■ **SHORT PROBLEM**: Pull each line holding "name" out of the entries below.

Figure record listings:
^^^^^^^^^^^^^^^^
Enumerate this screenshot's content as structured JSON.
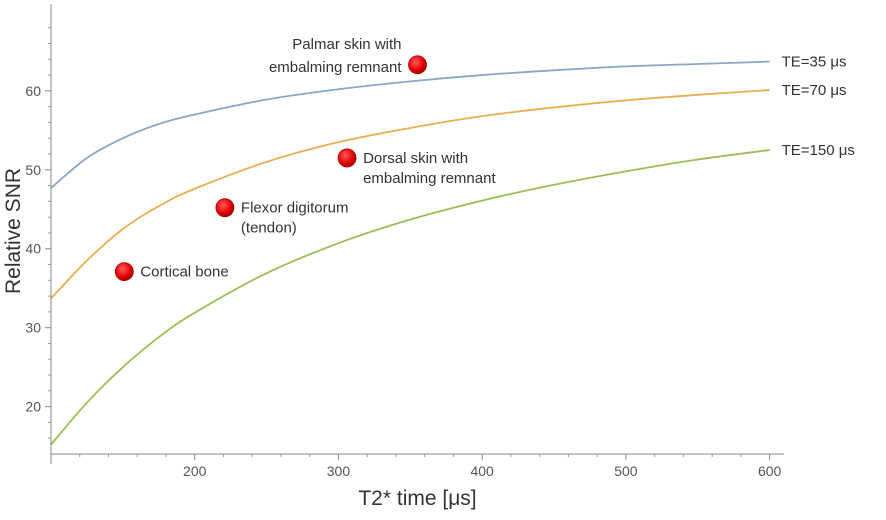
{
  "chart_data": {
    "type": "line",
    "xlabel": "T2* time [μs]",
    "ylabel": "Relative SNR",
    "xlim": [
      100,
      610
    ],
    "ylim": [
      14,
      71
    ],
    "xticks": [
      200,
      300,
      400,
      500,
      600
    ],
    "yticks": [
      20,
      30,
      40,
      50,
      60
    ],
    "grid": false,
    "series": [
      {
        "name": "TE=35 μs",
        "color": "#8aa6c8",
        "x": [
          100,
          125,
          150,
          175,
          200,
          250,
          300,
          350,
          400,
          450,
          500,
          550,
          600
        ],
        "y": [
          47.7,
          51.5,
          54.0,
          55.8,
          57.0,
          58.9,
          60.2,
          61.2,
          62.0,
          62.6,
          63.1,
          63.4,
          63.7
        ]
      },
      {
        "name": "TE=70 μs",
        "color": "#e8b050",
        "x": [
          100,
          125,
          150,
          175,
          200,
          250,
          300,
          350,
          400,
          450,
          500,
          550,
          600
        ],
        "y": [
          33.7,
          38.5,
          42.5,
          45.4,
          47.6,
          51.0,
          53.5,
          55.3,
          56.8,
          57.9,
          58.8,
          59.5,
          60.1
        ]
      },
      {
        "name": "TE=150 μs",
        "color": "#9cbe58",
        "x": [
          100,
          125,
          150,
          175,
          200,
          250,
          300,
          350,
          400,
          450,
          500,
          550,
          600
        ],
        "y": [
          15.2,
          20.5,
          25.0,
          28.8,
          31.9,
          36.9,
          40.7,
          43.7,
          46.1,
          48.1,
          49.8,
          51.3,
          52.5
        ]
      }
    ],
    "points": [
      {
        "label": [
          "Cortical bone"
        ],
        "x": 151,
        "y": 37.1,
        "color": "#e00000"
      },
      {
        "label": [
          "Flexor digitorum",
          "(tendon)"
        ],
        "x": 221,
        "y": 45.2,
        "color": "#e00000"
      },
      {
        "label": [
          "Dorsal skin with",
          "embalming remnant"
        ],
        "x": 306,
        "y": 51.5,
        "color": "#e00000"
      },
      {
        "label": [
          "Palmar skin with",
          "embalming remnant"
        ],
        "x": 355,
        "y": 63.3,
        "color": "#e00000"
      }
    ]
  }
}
^^^^^^^^^^^^^^^^
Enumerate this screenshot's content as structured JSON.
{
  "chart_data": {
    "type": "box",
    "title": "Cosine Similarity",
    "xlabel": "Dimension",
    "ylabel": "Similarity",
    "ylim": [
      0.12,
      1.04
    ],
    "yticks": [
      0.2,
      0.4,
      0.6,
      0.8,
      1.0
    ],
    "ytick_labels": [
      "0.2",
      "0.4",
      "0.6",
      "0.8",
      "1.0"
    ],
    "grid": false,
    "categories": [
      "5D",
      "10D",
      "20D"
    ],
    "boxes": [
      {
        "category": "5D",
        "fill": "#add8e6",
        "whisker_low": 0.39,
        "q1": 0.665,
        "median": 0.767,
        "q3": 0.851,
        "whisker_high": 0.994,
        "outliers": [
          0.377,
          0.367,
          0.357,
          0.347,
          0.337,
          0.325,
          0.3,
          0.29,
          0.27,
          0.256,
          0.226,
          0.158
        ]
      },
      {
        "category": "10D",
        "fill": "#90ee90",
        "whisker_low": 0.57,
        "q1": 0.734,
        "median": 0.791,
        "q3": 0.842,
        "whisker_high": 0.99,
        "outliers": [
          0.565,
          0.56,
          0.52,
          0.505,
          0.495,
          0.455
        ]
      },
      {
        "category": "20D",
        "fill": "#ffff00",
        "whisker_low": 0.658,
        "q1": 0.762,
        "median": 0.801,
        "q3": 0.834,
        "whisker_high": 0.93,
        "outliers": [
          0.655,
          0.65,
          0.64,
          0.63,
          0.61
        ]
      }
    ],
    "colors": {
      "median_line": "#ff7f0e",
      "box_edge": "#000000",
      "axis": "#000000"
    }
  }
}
^^^^^^^^^^^^^^^^
■ **THE OUTPUT**:
        "name": "TE=35 μs",
        "name": "TE=70 μs",
        "name": "TE=150 μs",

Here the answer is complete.